For each line below that includes the word "this", make a copy.

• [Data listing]
= = =

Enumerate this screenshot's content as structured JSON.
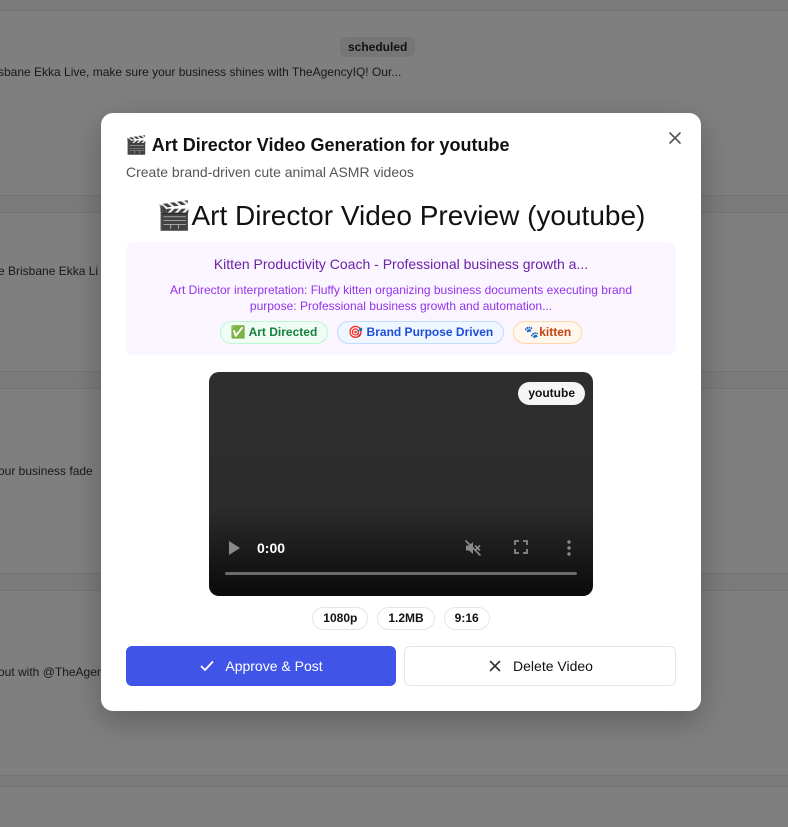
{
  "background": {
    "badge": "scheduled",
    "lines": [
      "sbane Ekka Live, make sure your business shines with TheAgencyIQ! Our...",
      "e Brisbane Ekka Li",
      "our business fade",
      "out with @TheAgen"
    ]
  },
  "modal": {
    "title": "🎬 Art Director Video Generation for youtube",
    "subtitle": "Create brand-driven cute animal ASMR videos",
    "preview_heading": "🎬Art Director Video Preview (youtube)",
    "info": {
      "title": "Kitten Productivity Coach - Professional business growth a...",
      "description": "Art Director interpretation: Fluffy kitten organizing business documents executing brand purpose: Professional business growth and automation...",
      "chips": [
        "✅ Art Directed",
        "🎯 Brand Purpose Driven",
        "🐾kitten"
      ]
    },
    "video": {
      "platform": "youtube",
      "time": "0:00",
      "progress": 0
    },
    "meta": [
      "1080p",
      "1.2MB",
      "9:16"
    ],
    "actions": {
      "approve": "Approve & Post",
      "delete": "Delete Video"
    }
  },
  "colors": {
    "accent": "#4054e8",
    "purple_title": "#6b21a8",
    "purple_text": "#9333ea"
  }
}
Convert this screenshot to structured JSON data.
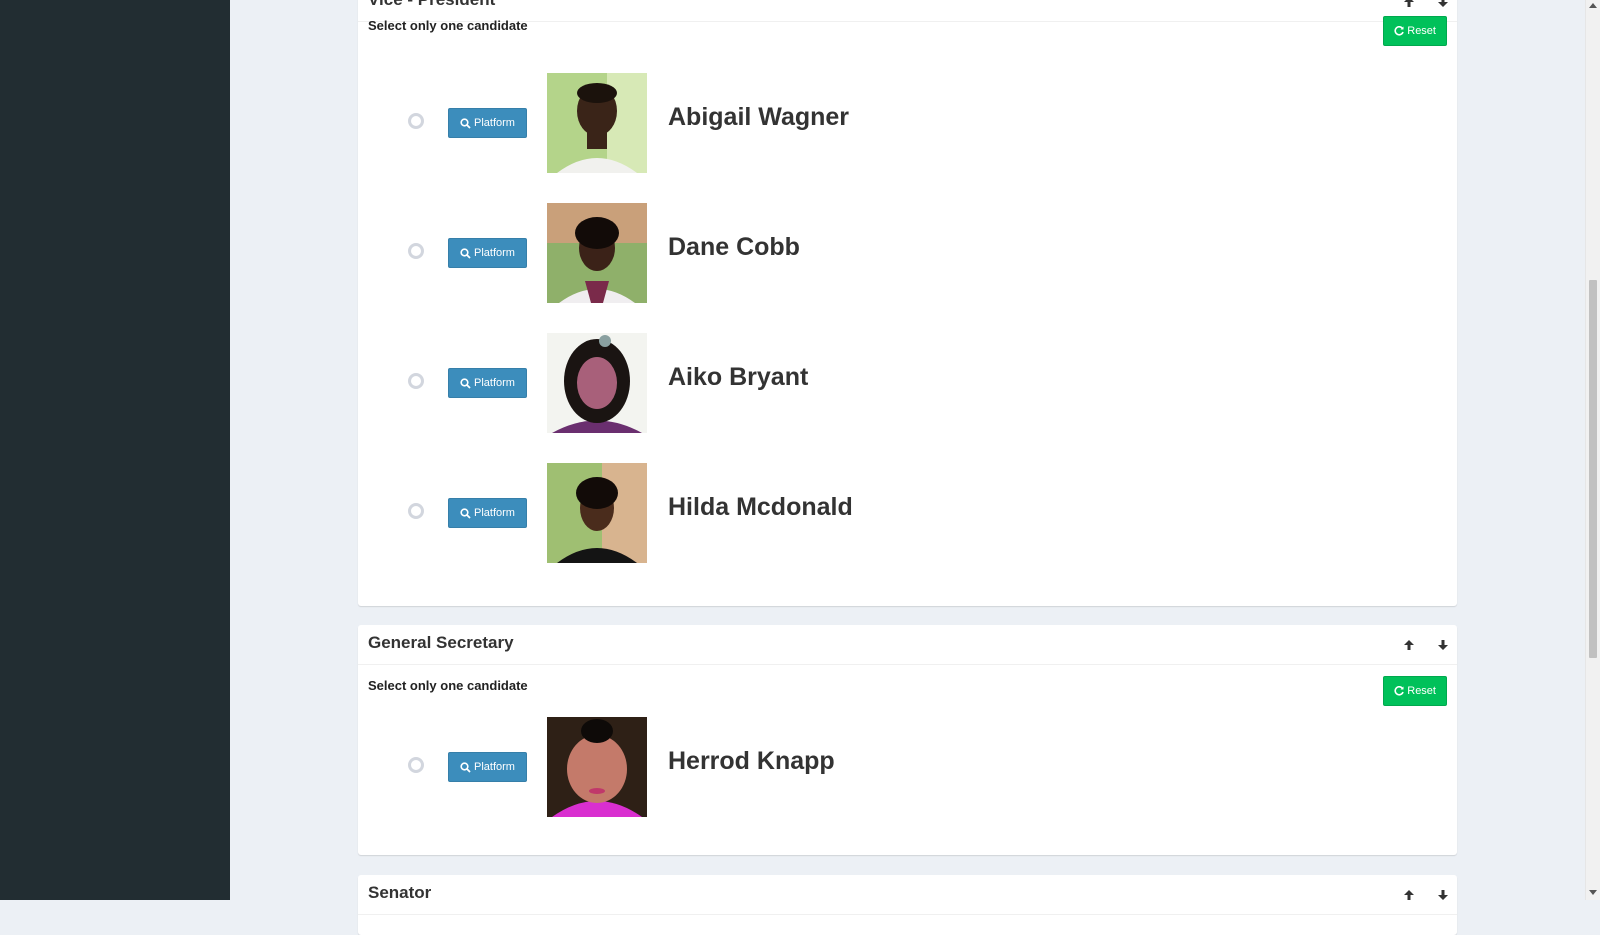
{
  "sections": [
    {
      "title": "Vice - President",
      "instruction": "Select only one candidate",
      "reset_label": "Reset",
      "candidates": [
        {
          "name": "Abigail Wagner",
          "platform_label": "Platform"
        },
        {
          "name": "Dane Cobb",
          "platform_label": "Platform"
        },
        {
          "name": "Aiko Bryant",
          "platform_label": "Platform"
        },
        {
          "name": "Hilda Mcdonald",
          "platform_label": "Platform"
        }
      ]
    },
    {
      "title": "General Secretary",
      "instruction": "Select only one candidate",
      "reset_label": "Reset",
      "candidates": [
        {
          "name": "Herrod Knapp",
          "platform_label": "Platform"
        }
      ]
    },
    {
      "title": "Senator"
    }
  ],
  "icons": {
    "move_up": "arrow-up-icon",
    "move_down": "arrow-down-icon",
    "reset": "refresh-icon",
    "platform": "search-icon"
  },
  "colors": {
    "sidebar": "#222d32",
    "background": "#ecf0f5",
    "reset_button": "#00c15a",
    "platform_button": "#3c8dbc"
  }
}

= = =

• [EXERCISE RESULT]
Enumerate this screenshot's content as structured JSON.
Convert this screenshot to structured JSON data.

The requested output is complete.